»»
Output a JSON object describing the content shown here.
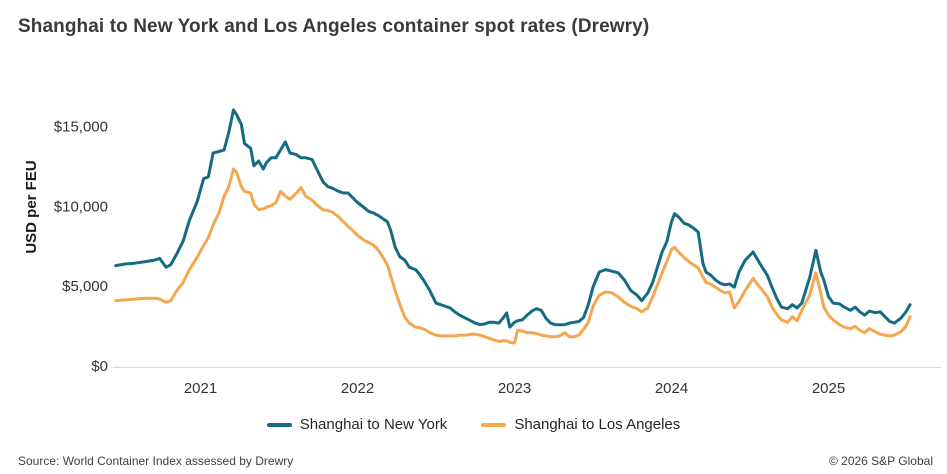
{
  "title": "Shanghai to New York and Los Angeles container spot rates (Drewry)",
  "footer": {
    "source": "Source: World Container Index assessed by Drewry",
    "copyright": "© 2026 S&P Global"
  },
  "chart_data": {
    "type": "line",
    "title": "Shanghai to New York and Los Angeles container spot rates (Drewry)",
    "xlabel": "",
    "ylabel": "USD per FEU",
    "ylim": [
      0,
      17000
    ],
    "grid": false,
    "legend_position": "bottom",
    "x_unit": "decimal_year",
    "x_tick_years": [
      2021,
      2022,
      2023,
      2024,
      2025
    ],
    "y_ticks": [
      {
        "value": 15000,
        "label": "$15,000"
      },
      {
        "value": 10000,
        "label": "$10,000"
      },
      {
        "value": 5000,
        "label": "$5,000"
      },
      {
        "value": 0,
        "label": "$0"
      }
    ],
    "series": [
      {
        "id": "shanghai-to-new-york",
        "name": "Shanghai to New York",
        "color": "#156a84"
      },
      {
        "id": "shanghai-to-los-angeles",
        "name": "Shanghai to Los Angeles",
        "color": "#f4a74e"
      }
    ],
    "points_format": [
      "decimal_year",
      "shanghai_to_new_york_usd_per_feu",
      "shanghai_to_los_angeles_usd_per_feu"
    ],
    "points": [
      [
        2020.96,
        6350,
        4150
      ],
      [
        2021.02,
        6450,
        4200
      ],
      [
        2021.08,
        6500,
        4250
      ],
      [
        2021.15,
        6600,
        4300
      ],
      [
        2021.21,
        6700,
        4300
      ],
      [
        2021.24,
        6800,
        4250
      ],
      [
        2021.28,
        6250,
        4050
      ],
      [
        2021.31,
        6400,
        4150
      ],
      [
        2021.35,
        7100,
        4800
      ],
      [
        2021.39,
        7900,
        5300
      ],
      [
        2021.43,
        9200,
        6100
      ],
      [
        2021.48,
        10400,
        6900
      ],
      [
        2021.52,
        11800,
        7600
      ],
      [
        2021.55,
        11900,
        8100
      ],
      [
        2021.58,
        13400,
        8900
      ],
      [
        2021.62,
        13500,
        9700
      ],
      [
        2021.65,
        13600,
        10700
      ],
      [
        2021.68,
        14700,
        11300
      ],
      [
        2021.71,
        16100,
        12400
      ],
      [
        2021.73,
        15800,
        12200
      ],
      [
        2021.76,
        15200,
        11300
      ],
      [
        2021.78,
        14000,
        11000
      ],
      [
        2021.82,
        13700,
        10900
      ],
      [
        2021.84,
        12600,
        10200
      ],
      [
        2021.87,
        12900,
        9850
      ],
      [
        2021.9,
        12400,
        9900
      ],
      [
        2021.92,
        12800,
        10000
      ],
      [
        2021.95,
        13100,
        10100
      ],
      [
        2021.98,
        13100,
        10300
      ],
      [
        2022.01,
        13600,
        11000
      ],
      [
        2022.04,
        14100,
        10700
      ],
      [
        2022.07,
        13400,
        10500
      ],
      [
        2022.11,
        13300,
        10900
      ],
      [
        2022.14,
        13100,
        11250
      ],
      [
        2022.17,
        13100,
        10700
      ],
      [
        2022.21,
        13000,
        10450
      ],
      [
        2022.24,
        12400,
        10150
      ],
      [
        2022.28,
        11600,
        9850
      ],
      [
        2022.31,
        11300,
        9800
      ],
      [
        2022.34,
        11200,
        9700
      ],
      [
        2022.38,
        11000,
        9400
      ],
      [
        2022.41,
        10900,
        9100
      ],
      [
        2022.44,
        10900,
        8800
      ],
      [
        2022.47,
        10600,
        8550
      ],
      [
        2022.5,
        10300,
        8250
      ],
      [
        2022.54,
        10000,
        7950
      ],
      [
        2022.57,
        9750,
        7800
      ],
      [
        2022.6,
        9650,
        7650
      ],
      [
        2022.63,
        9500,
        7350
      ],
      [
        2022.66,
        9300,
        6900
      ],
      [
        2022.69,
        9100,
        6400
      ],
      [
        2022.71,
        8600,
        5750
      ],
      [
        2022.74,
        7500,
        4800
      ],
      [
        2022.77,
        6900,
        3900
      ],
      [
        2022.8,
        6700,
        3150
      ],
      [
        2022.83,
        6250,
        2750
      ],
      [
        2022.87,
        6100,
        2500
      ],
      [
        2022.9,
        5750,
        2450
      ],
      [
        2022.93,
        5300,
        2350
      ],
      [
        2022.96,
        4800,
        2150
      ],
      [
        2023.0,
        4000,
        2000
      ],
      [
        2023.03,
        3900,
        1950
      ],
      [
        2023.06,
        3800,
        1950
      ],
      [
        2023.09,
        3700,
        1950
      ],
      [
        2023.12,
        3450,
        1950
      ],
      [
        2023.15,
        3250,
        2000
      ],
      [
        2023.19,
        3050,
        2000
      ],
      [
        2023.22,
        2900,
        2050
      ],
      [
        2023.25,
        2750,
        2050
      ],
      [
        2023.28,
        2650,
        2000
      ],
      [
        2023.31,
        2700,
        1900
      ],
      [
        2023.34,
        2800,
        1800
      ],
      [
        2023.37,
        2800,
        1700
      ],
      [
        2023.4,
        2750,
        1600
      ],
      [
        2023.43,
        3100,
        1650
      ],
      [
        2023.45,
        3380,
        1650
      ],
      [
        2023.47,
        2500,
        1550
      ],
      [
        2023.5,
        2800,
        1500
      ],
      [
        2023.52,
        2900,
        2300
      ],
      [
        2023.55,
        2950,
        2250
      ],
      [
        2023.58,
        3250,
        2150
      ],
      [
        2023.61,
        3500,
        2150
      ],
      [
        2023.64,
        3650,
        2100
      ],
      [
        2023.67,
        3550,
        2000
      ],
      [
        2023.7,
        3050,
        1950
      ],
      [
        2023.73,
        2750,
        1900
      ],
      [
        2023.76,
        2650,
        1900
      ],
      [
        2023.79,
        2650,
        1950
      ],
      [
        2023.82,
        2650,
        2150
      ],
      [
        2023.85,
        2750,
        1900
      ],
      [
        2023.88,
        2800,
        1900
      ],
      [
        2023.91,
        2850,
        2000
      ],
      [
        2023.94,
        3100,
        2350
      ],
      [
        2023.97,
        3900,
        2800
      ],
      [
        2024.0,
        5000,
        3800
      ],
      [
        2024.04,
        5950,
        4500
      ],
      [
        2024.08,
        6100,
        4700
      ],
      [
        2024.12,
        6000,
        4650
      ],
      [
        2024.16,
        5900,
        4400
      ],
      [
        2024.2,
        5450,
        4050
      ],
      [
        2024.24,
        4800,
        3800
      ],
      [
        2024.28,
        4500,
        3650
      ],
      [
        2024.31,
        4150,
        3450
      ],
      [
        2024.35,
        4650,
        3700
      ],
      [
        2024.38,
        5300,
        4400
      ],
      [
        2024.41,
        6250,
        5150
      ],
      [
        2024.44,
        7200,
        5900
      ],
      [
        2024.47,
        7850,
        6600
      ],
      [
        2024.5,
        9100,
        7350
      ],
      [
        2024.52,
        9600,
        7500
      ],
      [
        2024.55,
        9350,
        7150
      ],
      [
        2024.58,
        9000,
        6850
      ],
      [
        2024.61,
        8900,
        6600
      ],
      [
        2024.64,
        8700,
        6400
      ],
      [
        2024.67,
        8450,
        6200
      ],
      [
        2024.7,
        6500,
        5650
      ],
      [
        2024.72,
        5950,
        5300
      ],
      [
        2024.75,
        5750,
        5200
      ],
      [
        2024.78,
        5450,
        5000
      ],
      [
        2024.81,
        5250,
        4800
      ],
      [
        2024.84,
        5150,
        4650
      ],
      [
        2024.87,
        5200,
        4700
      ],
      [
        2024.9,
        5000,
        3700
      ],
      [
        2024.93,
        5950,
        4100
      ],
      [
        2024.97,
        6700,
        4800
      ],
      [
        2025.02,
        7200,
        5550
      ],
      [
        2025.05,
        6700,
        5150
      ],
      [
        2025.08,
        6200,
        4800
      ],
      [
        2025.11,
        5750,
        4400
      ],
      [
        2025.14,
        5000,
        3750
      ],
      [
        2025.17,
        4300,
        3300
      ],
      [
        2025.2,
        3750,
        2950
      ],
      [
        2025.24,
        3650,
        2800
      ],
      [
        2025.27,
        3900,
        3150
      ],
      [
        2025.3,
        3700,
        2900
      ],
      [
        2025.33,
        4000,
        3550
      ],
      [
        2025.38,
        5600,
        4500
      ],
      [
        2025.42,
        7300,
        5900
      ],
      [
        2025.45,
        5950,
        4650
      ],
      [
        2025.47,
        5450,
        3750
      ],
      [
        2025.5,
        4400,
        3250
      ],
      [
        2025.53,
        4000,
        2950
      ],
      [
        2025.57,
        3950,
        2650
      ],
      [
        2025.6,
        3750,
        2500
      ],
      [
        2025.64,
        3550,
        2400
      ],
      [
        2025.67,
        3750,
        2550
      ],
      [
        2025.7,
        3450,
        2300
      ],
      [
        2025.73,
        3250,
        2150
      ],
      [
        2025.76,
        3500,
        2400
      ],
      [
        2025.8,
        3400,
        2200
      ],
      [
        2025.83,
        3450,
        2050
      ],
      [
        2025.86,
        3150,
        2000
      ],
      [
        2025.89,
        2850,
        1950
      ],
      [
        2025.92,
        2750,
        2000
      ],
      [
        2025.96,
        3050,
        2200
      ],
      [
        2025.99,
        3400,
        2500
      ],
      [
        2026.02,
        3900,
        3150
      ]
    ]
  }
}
««
» **Exercise aim**
Gather and return every line that holds the string "rates".

» **Response**
  "title": "Shanghai to New York and Los Angeles container spot rates (Drewry)",
    "title": "Shanghai to New York and Los Angeles container spot rates (Drewry)",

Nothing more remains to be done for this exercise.